### WHAT TO DO
Copy the records that follow exactly as written, but not their pictures.

### DATA PROVIDED
****

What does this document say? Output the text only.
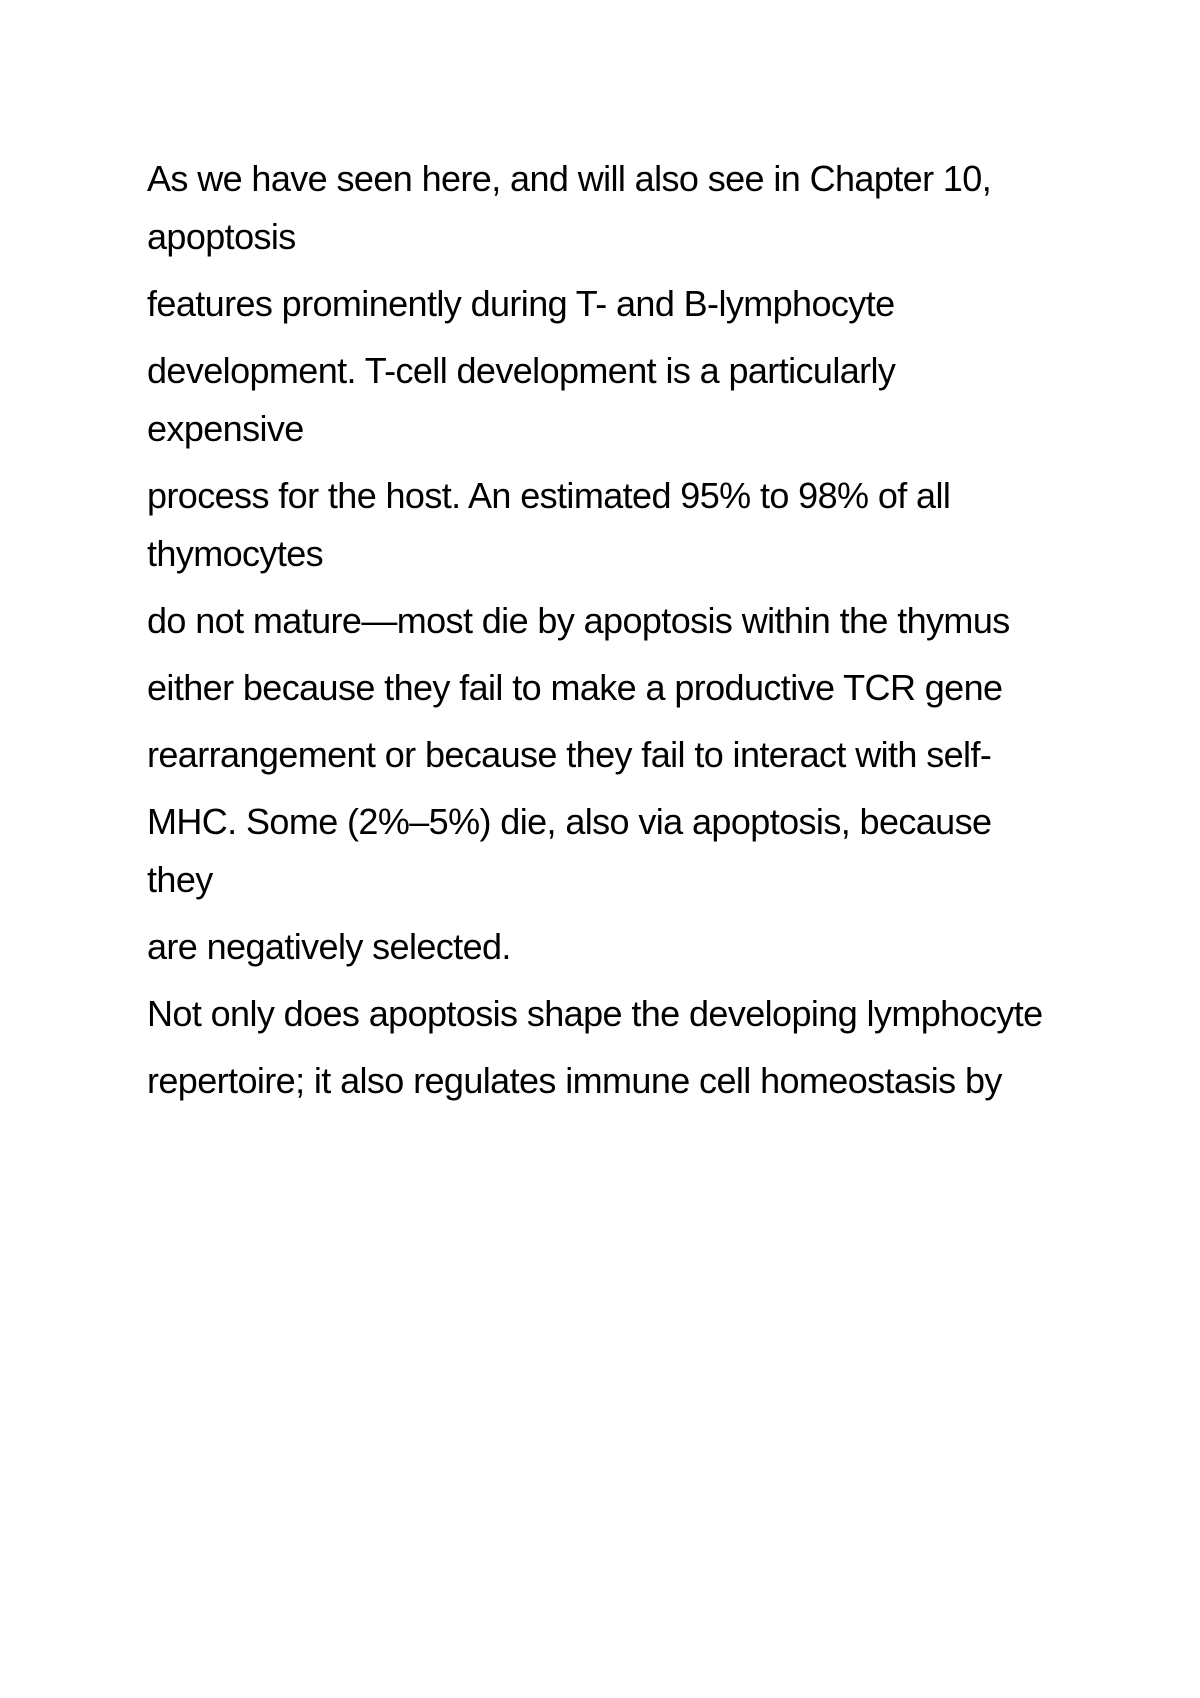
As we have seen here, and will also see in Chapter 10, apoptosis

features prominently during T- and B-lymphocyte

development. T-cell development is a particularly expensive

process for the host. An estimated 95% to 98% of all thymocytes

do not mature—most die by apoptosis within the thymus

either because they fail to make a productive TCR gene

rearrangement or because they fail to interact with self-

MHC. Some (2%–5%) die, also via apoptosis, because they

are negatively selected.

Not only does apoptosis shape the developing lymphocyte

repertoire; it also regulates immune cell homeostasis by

****

### RESULT FOR THIS EXERCISE
What does this document say? Output the text only.
As we have seen here, and will also see in Chapter 10, apoptosis

features prominently during T- and B-lymphocyte

development. T-cell development is a particularly expensive

process for the host. An estimated 95% to 98% of all thymocytes

do not mature—most die by apoptosis within the thymus

either because they fail to make a productive TCR gene

rearrangement or because they fail to interact with self-

MHC. Some (2%–5%) die, also via apoptosis, because they

are negatively selected.

Not only does apoptosis shape the developing lymphocyte

repertoire; it also regulates immune cell homeostasis by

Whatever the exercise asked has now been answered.